• [Фрагмент текста]:
•••••

Мы в фортеции живем,
Хлеб едим и воду пьем;
А как лютые враги
Придут к нам на пироги,
Зададим гостям пирушку,
Зарядим картечью пушку.
Слово "сабантуй" мы с моим товарищем по работе в газете С. Вашенцевым привезли из этой поездки на фронт, и я употребил его в фельетоне, а С. Вашенцев - в очерке, который так и назывался: "Сабантуй".
В первые недели войны я написал как-то фельетон "Дело было спозаранку". Вместе с фельетоном о "сабантуе" и стихотворением "На привале", написанным в начале финской кампании, он послужил впоследствии как бы черновиком к главе "Теркина", также озаглавленной "На привале".
Дело было спозаранку,
Погляжу я...
- Ну и что ж?
- Прут немецких тыща танков.."
- Тыща танков? А не врешь?
- Чтоб я врал тебе, дружище?
- Ты не врешь - язык твой врет,
- Ну, пускай себе не тыща,
Только было штук пятьсот...
Это - рифмованное переложение на фронтовой лад старой побасенки о лжеце со страху, образец той стихотворной импровизации, какая чаще всего выполнялась в один присест, по плану завтрашнего номера газеты. Так делался "Гвоздев" мною с Б. Палийчуком вместе. Затем серия "Про деда Данилу" - мною одним по праву, так сказать, первоавторства, затем серия о немецком солдате - "Вилли Мюллер на востоке", в которой я совсем мало участвовал, переложения популярных песен - "Катюша", "По военной дороге" и иная всевозможная стихотворная мелочь.

•••••

Можете дословно повторить весь фрагмент о фронтовых стихах и черновиках к «Теркину»? Приложенные материалы здесь не понадобятся.

• [Приложенные материалы]:

•••••

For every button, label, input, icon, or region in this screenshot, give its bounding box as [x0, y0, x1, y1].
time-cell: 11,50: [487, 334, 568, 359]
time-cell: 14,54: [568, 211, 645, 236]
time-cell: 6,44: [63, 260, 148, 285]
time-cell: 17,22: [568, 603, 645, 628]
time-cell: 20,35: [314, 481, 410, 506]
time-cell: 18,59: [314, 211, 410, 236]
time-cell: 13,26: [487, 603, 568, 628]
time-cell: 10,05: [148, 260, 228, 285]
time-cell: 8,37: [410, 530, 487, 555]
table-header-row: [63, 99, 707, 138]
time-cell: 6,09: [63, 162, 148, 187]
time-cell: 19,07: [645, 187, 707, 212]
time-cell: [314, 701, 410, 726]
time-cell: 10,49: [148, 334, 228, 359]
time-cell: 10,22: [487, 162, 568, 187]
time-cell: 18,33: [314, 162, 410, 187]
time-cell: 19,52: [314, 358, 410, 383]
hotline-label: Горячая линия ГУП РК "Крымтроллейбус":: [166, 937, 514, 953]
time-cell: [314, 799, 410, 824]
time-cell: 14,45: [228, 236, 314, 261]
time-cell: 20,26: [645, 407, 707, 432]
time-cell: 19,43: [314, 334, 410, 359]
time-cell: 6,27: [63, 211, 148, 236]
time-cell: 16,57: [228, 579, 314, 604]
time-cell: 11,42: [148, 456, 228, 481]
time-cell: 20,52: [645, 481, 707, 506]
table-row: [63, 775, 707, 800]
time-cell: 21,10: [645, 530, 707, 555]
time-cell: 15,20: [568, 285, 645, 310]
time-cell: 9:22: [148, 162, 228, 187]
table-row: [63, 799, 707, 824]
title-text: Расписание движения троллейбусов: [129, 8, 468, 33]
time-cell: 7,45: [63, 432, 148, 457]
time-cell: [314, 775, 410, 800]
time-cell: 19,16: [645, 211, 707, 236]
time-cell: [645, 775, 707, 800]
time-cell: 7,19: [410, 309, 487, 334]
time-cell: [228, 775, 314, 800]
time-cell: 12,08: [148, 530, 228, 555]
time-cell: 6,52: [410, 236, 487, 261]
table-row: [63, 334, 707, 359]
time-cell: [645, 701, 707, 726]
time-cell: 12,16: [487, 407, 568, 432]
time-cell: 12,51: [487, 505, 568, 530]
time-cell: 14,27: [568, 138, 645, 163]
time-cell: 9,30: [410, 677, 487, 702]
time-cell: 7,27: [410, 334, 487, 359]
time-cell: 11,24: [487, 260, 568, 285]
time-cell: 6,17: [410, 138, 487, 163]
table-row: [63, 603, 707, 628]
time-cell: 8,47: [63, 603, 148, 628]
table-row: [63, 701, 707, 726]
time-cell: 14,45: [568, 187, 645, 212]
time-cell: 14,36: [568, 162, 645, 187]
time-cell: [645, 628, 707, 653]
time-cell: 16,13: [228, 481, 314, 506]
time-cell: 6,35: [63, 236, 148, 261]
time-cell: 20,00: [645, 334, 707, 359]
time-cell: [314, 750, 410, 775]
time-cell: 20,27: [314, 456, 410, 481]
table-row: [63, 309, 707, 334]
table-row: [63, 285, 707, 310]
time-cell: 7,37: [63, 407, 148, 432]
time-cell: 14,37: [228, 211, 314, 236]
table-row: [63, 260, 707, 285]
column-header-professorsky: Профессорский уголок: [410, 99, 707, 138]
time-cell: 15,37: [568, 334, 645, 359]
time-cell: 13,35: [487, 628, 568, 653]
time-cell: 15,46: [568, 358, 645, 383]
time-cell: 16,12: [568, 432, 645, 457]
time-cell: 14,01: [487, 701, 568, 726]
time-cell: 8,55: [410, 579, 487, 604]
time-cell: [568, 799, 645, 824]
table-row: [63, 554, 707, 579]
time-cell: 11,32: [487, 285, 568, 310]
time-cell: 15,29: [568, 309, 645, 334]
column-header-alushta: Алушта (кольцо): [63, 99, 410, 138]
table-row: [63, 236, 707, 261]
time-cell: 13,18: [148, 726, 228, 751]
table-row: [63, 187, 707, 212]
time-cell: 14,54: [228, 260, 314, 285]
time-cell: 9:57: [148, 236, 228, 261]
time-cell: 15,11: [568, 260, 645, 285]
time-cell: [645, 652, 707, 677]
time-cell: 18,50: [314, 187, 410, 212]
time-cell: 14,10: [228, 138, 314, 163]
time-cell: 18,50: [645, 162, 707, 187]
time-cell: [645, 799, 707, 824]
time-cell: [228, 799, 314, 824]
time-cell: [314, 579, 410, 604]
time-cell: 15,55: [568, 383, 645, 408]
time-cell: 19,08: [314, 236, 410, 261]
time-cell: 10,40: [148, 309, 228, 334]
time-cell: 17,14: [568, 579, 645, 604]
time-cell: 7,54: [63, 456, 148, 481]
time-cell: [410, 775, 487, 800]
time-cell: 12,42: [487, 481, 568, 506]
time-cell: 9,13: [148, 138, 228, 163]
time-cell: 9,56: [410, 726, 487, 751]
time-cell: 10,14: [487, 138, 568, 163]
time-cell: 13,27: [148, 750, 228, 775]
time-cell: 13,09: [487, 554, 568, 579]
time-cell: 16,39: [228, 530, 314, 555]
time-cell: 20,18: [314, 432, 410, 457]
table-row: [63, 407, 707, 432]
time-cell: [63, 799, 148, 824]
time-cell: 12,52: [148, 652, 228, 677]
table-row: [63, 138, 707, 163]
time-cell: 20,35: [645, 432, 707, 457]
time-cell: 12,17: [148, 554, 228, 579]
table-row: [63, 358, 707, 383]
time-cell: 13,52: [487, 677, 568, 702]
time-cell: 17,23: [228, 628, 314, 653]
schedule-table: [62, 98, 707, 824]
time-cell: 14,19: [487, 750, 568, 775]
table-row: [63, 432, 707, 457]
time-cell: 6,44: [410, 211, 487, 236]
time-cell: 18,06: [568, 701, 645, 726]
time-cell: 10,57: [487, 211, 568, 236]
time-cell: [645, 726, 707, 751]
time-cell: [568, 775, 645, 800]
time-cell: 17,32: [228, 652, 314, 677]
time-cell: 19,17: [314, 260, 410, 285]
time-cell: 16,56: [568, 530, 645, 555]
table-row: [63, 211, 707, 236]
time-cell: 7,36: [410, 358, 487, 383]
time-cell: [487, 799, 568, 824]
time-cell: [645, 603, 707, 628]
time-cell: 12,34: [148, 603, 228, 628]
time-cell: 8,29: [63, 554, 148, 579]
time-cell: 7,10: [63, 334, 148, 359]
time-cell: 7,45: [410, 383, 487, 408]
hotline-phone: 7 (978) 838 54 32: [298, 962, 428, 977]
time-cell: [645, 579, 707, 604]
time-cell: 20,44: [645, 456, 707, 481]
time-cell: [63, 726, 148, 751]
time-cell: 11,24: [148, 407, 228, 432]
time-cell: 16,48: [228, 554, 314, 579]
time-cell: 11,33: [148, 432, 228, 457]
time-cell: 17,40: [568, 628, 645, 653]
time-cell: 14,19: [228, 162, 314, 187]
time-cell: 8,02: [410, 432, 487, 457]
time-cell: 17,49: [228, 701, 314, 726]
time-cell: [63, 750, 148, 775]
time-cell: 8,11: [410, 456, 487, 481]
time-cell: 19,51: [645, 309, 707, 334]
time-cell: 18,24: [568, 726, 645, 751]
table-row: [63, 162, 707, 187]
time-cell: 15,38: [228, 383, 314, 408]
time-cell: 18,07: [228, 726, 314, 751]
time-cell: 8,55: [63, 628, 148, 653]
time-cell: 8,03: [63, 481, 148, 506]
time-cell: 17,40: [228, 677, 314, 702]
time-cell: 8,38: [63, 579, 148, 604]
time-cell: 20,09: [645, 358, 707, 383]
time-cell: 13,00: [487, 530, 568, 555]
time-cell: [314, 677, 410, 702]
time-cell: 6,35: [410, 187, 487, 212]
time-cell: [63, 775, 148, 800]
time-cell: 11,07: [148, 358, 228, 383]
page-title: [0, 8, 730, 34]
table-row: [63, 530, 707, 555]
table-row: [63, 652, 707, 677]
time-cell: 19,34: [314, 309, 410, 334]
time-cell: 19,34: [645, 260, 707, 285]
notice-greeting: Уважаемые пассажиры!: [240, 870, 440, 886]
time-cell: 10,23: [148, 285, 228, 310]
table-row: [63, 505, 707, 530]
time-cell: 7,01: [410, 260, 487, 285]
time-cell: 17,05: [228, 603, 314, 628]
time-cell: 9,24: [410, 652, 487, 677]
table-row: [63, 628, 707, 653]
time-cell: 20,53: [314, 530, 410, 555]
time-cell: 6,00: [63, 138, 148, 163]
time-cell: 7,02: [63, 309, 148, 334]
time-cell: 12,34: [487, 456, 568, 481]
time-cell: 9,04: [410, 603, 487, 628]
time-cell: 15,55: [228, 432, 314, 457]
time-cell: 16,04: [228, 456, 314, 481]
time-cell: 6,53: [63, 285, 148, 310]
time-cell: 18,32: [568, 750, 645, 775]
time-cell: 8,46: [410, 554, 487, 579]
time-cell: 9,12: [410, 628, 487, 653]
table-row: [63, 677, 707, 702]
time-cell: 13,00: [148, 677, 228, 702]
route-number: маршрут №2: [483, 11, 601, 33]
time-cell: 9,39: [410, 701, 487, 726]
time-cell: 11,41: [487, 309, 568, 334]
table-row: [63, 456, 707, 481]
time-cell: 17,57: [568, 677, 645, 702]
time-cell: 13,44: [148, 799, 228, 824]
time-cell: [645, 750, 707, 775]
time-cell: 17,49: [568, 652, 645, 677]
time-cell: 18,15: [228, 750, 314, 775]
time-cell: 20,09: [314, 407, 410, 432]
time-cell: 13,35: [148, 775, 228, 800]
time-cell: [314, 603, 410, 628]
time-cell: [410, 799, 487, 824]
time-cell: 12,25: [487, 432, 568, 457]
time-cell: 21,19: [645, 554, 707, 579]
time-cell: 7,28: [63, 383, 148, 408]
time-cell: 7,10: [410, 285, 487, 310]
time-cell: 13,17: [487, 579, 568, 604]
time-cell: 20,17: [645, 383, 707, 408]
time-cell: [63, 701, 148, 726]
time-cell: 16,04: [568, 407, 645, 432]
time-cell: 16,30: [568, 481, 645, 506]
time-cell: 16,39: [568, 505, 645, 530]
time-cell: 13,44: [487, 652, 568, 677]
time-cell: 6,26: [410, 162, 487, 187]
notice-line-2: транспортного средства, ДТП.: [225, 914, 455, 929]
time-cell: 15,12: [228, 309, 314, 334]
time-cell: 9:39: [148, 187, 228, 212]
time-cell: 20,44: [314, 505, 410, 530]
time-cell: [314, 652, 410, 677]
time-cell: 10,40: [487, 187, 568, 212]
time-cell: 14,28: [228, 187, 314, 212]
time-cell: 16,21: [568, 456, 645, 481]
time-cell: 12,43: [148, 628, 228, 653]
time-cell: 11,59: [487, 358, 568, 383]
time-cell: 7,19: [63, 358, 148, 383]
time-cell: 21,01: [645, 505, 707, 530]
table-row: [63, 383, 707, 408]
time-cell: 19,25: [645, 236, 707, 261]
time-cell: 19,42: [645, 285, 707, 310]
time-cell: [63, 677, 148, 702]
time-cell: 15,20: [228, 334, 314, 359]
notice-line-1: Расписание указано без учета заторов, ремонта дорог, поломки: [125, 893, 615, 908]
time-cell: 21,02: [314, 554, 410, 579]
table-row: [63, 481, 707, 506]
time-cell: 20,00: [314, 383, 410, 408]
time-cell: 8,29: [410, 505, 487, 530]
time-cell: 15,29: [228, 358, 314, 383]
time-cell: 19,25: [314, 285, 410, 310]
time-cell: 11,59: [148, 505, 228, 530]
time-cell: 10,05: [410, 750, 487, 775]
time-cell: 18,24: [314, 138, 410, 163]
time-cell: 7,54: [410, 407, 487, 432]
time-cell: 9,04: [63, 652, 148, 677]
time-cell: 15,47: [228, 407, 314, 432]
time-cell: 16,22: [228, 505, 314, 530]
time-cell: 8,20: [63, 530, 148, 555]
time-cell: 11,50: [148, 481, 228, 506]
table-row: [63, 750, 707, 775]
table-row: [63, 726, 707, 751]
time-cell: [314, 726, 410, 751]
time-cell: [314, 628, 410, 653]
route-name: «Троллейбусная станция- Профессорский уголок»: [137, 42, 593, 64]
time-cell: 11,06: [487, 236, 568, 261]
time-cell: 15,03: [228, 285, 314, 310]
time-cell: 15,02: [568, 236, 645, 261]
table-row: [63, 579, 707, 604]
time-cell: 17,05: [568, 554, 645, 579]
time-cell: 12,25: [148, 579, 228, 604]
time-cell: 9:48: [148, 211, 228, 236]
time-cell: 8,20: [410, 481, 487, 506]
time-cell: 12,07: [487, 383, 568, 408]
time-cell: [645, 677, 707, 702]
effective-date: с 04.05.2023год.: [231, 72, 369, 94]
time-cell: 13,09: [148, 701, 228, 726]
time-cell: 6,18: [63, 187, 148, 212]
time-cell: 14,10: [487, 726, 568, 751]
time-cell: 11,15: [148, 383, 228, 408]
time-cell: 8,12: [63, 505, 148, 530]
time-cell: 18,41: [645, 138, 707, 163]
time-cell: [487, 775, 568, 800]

•••••

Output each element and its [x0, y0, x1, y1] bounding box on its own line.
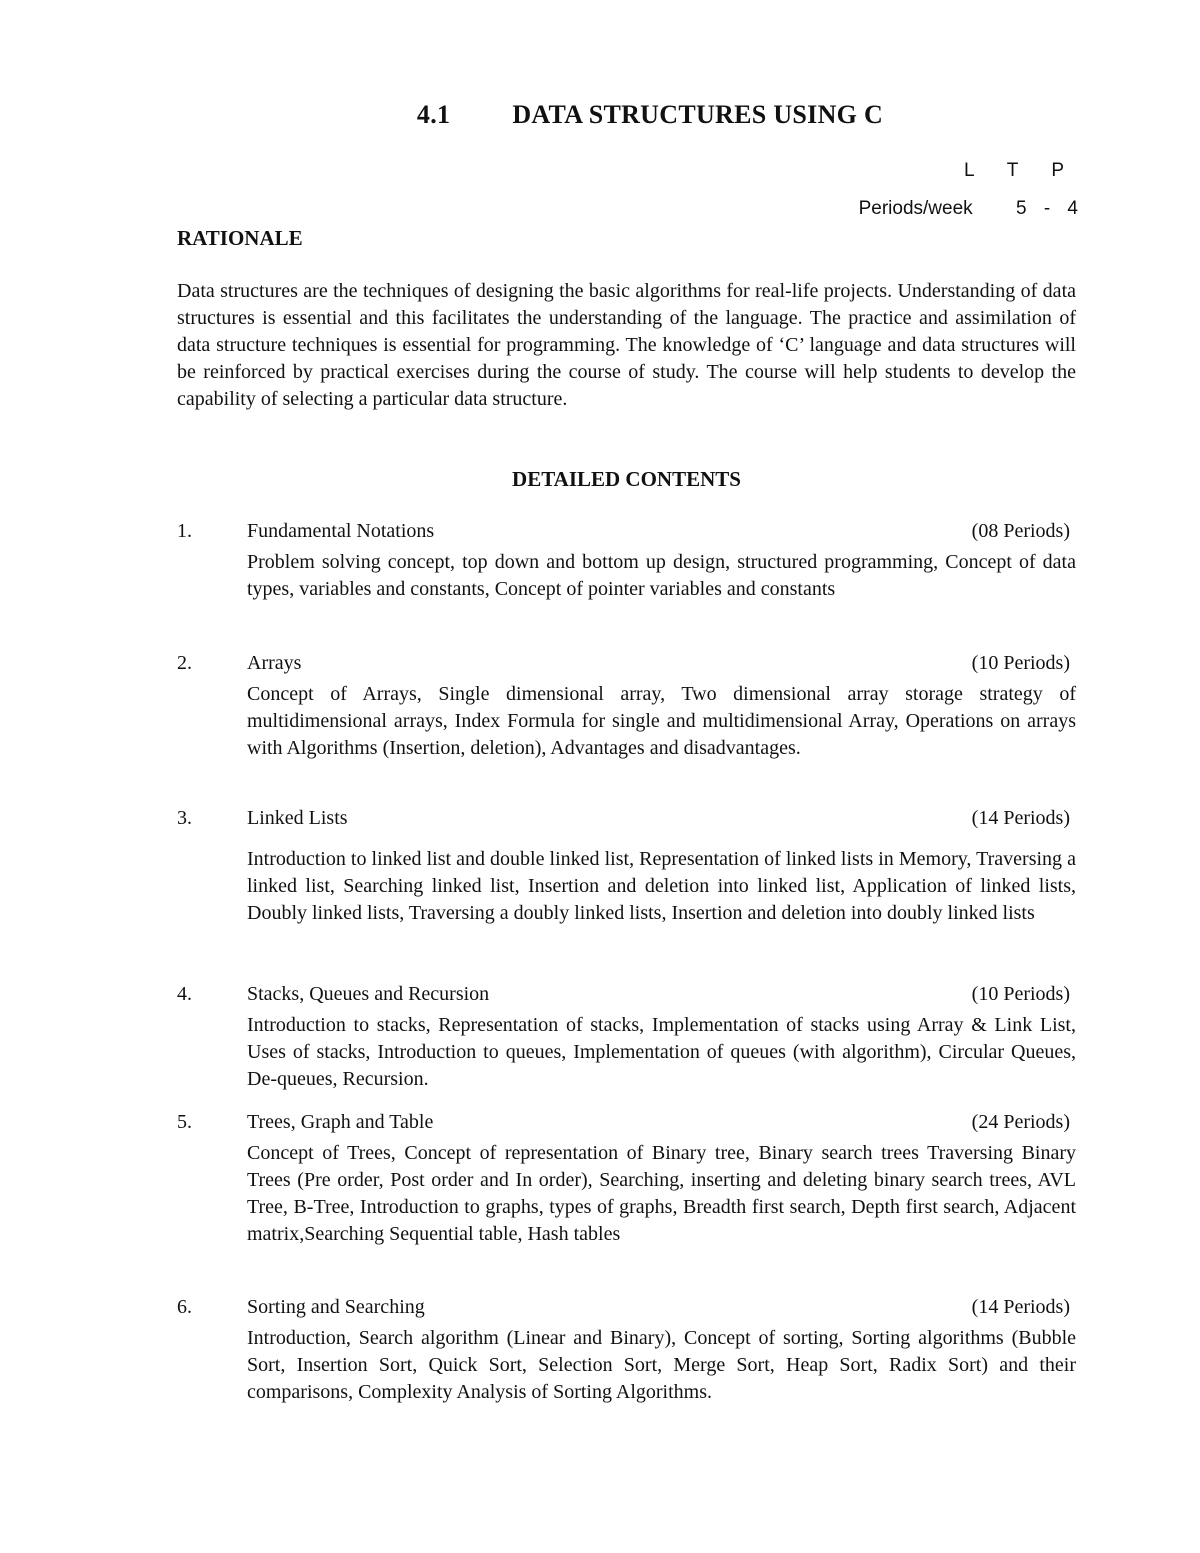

•••••

• [Ответ на задание]:
Мы в фортеции живем,
Хлеб едим и воду пьем;
А как лютые враги
Придут к нам на пироги,
Зададим гостям пирушку,
Зарядим картечью пушку.
Слово "сабантуй" мы с моим товарищем по работе в газете С. Вашенцевым привезли из этой поездки на фронт, и я употребил его в фельетоне, а С. Вашенцев - в очерке, который так и назывался: "Сабантуй".
В первые недели войны я написал как-то фельетон "Дело было спозаранку". Вместе с фельетоном о "сабантуе" и стихотворением "На привале", написанным в начале финской кампании, он послужил впоследствии как бы черновиком к главе "Теркина", также озаглавленной "На привале".
Дело было спозаранку,
Погляжу я...
- Ну и что ж?
- Прут немецких тыща танков.."
- Тыща танков? А не врешь?
- Чтоб я врал тебе, дружище?
- Ты не врешь - язык твой врет,
- Ну, пускай себе не тыща,
Только было штук пятьсот...
Это - рифмованное переложение на фронтовой лад старой побасенки о лжеце со страху, образец той стихотворной импровизации, какая чаще всего выполнялась в один присест, по плану завтрашнего номера газеты. Так делался "Гвоздев" мною с Б. Палийчуком вместе. Затем серия "Про деда Данилу" - мною одним по праву, так сказать, первоавторства, затем серия о немецком солдате - "Вилли Мюллер на востоке", в которой я совсем мало участвовал, переложения популярных песен - "Катюша", "По военной дороге" и иная всевозможная стихотворная мелочь.